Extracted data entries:
◆ ◆ ◆ ◆
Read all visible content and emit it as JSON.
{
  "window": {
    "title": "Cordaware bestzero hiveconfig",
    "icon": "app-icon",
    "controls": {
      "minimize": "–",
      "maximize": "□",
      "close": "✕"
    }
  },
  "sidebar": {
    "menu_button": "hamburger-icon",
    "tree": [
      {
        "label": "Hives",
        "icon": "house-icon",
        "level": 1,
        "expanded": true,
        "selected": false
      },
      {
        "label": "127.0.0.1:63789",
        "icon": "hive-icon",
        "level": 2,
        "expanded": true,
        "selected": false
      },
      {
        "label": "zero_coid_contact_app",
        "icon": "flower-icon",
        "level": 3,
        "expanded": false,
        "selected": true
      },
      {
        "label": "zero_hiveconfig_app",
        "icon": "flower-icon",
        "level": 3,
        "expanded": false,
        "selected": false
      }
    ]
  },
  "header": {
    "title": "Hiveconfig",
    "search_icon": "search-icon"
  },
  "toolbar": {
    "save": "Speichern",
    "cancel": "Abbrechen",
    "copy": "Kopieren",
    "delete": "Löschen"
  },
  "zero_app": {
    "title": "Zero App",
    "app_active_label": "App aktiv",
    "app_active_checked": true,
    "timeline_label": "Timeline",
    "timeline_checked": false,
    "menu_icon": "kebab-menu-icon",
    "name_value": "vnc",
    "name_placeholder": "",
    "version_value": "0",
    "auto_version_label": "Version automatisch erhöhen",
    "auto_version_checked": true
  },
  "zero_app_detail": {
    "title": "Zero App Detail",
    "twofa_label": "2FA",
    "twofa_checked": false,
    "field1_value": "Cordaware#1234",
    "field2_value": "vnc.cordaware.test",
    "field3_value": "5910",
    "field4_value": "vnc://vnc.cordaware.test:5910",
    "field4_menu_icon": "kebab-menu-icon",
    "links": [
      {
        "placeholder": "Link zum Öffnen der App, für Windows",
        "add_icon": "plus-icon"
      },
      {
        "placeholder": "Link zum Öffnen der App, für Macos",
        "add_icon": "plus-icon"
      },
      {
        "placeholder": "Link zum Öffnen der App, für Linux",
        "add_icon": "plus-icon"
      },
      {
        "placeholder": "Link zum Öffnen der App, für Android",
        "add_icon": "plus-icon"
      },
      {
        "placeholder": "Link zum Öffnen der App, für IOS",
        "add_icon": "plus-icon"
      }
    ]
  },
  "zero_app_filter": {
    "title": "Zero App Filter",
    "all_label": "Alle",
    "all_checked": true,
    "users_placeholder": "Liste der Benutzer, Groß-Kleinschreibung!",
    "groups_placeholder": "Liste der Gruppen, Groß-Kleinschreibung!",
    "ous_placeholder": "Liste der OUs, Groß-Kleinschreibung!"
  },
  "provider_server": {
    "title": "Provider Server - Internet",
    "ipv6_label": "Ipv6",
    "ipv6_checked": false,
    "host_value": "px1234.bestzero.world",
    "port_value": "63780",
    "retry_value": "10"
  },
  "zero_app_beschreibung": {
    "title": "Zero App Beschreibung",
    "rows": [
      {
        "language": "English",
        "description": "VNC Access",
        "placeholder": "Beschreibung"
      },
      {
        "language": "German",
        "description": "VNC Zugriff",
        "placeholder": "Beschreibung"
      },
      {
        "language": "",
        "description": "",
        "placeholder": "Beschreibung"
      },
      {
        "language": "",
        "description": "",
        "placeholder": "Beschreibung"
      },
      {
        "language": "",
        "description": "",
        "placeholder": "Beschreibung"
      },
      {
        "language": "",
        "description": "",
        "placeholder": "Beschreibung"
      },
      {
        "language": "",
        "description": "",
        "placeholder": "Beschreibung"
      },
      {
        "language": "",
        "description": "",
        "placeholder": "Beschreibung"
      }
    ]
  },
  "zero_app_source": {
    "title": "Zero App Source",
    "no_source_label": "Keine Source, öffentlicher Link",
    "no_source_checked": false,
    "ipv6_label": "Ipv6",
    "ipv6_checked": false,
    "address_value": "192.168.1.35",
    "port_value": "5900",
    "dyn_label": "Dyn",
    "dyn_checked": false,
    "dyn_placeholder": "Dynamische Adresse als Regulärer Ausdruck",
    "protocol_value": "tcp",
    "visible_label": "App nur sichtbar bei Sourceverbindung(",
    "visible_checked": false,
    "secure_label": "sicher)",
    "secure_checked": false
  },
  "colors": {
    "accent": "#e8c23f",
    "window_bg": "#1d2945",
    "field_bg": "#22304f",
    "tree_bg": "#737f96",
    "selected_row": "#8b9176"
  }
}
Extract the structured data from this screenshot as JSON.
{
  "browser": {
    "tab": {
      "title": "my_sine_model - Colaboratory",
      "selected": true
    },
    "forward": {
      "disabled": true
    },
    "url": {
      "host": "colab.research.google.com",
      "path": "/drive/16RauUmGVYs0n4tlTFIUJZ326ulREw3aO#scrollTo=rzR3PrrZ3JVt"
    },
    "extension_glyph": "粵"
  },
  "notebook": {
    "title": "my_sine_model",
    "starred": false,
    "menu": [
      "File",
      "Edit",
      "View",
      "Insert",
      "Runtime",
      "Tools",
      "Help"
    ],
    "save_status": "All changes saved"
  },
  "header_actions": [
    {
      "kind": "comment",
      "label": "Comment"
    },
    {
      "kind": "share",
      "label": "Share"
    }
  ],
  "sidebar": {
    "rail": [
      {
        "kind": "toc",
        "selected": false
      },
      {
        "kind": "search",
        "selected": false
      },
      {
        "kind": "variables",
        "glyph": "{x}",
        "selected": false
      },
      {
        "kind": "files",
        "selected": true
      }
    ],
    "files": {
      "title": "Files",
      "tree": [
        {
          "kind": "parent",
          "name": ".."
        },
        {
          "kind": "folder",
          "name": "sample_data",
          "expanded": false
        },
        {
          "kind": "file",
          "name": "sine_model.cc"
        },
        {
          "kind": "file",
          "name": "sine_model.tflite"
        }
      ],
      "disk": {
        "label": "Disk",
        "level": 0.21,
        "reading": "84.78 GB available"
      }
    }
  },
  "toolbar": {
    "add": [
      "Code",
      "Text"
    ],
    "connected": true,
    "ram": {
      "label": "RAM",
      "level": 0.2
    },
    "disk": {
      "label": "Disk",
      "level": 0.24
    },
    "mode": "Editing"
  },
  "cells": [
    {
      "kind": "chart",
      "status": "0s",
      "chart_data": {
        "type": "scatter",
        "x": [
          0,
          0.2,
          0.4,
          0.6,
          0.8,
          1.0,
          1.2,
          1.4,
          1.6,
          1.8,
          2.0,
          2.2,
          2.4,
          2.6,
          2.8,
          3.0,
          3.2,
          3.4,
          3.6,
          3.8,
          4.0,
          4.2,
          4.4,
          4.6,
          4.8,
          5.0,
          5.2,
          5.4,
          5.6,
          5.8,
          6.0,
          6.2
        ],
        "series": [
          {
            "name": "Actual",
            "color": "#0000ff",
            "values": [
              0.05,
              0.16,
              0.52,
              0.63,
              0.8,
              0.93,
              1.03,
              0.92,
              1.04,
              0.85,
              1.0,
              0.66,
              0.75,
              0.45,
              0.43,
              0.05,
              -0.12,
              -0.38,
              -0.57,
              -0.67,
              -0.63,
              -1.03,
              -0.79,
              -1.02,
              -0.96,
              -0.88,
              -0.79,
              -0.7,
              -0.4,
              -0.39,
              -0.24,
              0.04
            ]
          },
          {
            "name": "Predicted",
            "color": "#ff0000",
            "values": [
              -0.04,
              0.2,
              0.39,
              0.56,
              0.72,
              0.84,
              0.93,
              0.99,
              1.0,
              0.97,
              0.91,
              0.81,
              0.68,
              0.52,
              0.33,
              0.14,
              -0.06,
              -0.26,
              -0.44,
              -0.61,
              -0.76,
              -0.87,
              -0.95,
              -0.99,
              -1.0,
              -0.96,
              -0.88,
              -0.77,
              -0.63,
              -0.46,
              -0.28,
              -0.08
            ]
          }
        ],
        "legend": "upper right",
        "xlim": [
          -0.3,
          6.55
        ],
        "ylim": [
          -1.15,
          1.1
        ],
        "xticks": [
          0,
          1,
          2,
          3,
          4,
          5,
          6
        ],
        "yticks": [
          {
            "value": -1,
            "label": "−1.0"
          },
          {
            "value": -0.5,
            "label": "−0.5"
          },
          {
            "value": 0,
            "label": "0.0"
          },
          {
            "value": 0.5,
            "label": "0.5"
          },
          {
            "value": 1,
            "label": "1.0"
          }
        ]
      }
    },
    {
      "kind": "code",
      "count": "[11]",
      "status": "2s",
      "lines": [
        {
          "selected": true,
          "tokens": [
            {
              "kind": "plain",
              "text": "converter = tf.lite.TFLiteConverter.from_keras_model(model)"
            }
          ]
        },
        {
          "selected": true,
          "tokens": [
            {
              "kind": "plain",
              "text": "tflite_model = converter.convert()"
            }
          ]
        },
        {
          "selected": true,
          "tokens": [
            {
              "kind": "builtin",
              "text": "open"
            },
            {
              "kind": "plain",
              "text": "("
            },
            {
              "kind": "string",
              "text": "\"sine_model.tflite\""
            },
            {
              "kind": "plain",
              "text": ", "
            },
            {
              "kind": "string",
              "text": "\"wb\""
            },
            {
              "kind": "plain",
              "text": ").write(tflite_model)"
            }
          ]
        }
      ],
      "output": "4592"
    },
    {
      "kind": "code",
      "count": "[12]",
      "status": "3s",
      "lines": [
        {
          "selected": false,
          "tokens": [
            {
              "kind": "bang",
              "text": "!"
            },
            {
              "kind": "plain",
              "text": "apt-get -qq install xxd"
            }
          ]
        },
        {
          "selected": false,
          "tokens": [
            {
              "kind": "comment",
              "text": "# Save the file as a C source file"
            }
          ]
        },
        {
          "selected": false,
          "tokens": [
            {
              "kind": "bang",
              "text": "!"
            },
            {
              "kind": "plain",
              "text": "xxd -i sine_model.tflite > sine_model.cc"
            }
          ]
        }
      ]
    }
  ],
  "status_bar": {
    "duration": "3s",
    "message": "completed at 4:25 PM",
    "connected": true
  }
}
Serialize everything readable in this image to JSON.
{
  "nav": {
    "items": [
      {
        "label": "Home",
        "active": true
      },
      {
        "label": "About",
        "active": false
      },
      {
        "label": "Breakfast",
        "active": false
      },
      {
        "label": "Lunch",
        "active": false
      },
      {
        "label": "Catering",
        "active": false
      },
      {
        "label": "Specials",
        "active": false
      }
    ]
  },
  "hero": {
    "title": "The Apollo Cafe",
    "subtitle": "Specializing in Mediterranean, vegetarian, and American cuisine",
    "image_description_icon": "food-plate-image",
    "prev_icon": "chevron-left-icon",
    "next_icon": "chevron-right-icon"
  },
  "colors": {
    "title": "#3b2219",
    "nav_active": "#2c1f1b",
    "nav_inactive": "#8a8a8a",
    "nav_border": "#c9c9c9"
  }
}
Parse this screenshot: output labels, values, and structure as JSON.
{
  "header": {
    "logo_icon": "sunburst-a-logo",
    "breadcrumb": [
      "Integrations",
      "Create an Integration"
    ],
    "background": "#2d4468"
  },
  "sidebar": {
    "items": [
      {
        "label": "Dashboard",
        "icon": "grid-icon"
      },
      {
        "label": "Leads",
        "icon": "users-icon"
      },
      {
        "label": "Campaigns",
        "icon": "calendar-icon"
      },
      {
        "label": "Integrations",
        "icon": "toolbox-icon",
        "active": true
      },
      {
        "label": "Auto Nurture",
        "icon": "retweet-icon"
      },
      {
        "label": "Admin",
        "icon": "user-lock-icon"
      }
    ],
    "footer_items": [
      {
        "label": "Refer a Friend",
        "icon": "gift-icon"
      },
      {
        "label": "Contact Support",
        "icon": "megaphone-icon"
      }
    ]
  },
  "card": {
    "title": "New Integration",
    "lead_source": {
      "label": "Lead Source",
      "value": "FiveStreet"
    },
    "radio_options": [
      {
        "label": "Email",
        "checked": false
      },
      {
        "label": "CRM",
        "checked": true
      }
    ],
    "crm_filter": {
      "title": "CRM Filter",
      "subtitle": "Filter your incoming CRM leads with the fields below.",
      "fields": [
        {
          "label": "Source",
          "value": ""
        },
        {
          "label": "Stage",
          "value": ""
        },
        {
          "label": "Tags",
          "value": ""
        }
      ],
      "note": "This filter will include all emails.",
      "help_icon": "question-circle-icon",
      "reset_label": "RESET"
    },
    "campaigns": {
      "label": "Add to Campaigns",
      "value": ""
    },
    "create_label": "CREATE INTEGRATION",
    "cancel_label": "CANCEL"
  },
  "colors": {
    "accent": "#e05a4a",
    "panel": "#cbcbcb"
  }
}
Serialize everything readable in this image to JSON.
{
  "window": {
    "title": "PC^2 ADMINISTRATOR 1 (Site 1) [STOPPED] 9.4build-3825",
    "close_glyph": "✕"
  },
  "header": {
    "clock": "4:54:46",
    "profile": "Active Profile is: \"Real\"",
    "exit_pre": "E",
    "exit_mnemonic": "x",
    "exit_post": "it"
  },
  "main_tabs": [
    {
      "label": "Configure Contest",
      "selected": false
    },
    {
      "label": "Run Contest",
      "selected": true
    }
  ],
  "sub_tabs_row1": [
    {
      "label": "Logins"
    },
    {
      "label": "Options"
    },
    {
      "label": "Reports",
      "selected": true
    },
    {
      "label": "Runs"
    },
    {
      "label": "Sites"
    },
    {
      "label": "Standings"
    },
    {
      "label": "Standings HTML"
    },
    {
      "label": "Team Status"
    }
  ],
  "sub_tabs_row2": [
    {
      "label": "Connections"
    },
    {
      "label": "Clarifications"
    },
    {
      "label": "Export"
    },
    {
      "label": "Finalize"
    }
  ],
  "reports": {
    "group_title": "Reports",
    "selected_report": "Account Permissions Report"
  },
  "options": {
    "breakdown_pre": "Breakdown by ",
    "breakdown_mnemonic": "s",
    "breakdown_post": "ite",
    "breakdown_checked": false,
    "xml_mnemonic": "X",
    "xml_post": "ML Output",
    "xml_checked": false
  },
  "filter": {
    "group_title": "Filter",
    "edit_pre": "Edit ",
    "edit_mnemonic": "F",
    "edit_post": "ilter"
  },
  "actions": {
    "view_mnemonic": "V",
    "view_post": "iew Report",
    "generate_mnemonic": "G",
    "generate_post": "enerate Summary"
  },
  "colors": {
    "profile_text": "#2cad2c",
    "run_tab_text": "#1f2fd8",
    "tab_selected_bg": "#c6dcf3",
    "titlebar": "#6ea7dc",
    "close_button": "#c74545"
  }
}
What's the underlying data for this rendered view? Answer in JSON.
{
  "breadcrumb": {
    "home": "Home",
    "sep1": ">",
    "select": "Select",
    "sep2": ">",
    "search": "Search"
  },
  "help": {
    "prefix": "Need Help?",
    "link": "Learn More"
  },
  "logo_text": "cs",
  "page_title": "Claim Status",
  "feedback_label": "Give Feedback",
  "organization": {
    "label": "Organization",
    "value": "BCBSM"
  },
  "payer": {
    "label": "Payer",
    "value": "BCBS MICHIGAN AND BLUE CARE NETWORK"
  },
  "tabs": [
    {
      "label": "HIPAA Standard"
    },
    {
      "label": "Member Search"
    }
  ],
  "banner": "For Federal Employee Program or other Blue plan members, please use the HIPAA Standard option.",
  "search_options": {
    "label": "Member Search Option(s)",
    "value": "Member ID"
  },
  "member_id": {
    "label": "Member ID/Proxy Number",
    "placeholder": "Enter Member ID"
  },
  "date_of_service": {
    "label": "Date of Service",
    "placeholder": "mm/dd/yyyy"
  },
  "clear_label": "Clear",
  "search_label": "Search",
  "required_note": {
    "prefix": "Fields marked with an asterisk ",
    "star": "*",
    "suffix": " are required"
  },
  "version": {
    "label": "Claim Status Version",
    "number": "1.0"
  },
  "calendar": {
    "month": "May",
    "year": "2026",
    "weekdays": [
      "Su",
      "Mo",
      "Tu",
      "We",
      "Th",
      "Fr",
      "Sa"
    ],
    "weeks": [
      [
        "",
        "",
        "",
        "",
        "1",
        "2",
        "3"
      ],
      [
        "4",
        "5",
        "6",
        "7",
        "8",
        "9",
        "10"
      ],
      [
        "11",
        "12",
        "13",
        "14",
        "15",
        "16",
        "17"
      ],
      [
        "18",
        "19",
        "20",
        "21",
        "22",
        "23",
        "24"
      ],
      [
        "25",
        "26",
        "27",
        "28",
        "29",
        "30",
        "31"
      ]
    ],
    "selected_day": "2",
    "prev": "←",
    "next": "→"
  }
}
◆ ◆ ◆ ◆
What you should do — Output the line that contains "What's the underlying", followed by every later line in the listing, with no line omitted and none added.

Exercise output —
What's the underlying data for this rendered view? Answer in JSON.
{
  "breadcrumb": {
    "home": "Home",
    "sep1": ">",
    "select": "Select",
    "sep2": ">",
    "search": "Search"
  },
  "help": {
    "prefix": "Need Help?",
    "link": "Learn More"
  },
  "logo_text": "cs",
  "page_title": "Claim Status",
  "feedback_label": "Give Feedback",
  "organization": {
    "label": "Organization",
    "value": "BCBSM"
  },
  "payer": {
    "label": "Payer",
    "value": "BCBS MICHIGAN AND BLUE CARE NETWORK"
  },
  "tabs": [
    {
      "label": "HIPAA Standard"
    },
    {
      "label": "Member Search"
    }
  ],
  "banner": "For Federal Employee Program or other Blue plan members, please use the HIPAA Standard option.",
  "search_options": {
    "label": "Member Search Option(s)",
    "value": "Member ID"
  },
  "member_id": {
    "label": "Member ID/Proxy Number",
    "placeholder": "Enter Member ID"
  },
  "date_of_service": {
    "label": "Date of Service",
    "placeholder": "mm/dd/yyyy"
  },
  "clear_label": "Clear",
  "search_label": "Search",
  "required_note": {
    "prefix": "Fields marked with an asterisk ",
    "star": "*",
    "suffix": " are required"
  },
  "version": {
    "label": "Claim Status Version",
    "number": "1.0"
  },
  "calendar": {
    "month": "May",
    "year": "2026",
    "weekdays": [
      "Su",
      "Mo",
      "Tu",
      "We",
      "Th",
      "Fr",
      "Sa"
    ],
    "weeks": [
      [
        "",
        "",
        "",
        "",
        "1",
        "2",
        "3"
      ],
      [
        "4",
        "5",
        "6",
        "7",
        "8",
        "9",
        "10"
      ],
      [
        "11",
        "12",
        "13",
        "14",
        "15",
        "16",
        "17"
      ],
      [
        "18",
        "19",
        "20",
        "21",
        "22",
        "23",
        "24"
      ],
      [
        "25",
        "26",
        "27",
        "28",
        "29",
        "30",
        "31"
      ]
    ],
    "selected_day": "2",
    "prev": "←",
    "next": "→"
  }
}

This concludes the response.